Only the number is wanted: how many lines in the data contain "frac"?

● ● ● ● ● ● ●

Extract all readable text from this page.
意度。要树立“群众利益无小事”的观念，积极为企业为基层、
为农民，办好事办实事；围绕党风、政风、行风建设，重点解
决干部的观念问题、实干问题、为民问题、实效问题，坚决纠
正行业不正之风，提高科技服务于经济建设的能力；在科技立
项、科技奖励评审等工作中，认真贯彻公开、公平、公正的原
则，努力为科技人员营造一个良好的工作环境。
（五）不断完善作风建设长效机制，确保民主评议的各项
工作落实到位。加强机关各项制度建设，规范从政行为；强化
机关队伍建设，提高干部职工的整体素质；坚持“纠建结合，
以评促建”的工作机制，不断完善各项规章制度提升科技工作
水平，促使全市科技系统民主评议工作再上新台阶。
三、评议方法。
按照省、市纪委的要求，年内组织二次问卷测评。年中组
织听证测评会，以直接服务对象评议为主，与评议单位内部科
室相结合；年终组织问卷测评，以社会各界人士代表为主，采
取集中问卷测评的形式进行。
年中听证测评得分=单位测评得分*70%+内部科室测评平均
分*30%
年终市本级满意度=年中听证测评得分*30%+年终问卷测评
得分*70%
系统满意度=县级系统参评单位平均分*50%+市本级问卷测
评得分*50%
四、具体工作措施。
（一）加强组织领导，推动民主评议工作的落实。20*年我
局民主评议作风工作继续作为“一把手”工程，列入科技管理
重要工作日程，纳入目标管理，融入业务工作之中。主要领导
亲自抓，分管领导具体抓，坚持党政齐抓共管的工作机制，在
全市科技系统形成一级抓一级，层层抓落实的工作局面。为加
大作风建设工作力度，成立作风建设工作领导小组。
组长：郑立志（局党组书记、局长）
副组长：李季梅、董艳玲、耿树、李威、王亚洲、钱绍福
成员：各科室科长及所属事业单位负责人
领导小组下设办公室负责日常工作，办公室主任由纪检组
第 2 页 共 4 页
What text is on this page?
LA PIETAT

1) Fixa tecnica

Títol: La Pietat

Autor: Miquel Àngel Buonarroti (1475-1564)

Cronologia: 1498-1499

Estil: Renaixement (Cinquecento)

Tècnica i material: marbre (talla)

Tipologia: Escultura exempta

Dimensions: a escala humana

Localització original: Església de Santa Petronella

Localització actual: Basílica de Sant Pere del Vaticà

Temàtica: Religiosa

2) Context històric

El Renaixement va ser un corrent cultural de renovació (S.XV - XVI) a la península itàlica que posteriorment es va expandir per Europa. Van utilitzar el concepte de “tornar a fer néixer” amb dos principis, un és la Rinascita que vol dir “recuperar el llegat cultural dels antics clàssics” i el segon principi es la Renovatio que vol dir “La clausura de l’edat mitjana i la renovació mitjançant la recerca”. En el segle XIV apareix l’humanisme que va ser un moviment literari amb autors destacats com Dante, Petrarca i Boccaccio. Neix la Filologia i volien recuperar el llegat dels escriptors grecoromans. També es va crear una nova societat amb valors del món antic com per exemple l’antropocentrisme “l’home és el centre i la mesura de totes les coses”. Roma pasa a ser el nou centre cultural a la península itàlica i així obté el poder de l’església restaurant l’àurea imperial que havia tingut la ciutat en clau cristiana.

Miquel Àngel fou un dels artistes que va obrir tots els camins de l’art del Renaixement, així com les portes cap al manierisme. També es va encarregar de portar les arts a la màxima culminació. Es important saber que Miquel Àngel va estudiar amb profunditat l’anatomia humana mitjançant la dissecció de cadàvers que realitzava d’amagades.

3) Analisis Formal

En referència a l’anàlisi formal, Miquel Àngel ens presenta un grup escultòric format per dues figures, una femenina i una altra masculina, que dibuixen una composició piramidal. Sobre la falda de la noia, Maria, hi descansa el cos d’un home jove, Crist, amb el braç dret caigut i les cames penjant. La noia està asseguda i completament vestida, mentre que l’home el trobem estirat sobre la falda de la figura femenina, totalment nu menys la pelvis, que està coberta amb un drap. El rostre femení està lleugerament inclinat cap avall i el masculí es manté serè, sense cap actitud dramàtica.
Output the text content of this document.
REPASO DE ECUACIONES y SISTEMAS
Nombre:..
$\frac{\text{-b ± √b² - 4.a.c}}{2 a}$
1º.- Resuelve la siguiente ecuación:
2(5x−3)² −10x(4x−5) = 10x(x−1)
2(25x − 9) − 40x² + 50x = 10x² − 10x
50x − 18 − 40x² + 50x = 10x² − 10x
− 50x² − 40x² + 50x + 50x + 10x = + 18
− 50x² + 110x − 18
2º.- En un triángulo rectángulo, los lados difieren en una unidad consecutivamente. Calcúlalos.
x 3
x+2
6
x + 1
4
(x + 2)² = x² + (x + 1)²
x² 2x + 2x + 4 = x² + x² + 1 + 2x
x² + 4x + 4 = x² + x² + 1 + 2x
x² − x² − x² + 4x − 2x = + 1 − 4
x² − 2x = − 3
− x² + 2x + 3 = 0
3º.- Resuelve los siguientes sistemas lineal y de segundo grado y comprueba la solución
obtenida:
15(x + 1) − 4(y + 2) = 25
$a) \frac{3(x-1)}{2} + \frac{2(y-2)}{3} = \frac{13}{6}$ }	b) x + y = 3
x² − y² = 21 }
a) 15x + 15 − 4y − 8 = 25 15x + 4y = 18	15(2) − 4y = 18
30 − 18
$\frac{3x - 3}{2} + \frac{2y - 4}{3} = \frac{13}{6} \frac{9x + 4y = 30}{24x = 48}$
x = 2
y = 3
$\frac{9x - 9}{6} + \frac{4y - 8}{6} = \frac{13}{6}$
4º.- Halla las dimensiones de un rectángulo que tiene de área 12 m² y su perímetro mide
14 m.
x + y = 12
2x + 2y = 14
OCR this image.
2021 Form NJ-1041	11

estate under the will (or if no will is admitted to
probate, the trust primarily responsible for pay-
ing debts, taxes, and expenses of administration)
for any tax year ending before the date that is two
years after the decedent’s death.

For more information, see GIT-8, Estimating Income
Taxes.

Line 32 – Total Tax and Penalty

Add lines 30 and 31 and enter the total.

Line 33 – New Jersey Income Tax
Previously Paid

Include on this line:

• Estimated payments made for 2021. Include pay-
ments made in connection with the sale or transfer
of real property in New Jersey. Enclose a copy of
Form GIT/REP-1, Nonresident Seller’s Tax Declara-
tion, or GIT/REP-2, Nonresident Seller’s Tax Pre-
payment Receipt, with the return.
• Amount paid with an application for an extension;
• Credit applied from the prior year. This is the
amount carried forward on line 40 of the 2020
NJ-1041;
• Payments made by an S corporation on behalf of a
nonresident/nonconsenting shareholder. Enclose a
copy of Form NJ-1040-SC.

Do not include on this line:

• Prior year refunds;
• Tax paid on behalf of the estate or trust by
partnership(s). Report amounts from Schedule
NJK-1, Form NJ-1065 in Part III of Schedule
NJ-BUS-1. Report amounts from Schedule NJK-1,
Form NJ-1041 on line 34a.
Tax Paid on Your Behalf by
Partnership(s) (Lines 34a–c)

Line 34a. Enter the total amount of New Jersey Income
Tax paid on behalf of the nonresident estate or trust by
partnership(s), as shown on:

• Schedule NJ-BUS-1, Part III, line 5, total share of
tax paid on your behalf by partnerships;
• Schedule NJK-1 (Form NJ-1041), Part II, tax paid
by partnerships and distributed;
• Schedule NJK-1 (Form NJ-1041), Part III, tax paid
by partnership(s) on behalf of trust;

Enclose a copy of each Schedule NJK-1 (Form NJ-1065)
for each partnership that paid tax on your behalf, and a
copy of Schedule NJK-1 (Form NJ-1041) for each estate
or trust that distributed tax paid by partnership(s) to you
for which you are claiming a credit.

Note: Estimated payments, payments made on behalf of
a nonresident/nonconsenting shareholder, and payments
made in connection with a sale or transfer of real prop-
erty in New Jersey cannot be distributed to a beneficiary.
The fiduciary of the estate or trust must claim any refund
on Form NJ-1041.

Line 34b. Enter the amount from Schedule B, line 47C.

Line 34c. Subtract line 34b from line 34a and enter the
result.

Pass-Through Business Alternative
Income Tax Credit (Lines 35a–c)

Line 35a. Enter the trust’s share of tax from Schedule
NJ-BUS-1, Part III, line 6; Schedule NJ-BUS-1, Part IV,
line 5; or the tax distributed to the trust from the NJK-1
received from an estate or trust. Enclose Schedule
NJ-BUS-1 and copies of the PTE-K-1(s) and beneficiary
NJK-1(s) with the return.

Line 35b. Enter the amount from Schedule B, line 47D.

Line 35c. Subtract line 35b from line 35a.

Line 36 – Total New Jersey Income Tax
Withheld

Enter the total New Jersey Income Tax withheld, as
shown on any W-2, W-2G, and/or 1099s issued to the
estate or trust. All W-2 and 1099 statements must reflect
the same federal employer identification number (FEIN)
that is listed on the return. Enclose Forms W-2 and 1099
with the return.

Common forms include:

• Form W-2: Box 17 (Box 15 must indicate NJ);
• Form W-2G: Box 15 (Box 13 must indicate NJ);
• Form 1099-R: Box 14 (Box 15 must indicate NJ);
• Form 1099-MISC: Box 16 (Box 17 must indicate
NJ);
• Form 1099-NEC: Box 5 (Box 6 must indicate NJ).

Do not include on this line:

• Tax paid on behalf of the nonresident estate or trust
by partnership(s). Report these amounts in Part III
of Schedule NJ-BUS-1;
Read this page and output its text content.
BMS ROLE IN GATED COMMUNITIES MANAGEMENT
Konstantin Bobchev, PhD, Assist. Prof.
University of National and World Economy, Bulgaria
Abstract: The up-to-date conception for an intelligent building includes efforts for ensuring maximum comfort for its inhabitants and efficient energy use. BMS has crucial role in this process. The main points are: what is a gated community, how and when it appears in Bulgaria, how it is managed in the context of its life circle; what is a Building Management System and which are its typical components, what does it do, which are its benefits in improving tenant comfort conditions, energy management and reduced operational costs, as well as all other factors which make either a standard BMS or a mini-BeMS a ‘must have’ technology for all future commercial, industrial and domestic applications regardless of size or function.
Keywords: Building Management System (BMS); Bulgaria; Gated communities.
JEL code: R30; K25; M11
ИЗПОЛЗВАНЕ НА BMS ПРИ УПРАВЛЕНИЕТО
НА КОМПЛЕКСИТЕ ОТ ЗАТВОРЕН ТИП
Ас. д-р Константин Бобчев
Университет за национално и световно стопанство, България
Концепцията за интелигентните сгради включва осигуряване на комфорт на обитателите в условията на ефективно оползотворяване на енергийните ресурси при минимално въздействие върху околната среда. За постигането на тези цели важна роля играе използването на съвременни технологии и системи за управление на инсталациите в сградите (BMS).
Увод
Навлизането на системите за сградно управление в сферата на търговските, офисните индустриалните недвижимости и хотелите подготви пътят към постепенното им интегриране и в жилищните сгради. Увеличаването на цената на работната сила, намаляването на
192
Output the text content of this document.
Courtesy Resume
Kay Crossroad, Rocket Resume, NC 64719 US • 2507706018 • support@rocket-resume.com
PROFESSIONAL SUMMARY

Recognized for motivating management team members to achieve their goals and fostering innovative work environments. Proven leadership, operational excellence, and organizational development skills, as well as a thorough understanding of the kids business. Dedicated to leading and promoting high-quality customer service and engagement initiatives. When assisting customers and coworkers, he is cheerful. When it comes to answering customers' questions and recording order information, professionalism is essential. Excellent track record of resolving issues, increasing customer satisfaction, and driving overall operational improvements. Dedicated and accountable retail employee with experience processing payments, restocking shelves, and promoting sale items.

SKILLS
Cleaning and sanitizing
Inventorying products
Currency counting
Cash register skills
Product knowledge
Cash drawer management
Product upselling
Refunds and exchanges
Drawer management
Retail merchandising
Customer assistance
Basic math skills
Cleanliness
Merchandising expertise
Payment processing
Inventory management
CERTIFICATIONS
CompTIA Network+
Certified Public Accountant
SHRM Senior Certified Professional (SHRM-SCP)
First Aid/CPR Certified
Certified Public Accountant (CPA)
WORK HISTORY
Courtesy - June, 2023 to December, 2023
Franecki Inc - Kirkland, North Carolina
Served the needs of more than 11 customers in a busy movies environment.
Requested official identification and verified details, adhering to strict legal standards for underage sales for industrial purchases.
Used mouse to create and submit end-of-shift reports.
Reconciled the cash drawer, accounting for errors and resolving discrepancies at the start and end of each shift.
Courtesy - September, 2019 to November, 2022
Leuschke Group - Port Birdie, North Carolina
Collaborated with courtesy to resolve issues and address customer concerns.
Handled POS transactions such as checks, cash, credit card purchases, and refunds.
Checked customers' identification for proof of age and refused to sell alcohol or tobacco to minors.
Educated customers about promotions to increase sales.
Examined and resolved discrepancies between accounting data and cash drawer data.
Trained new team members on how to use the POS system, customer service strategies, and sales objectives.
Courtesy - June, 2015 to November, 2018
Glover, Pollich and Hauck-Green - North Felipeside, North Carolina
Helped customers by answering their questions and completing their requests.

● ● ● ● ● ● ●

> [Exercise response] 4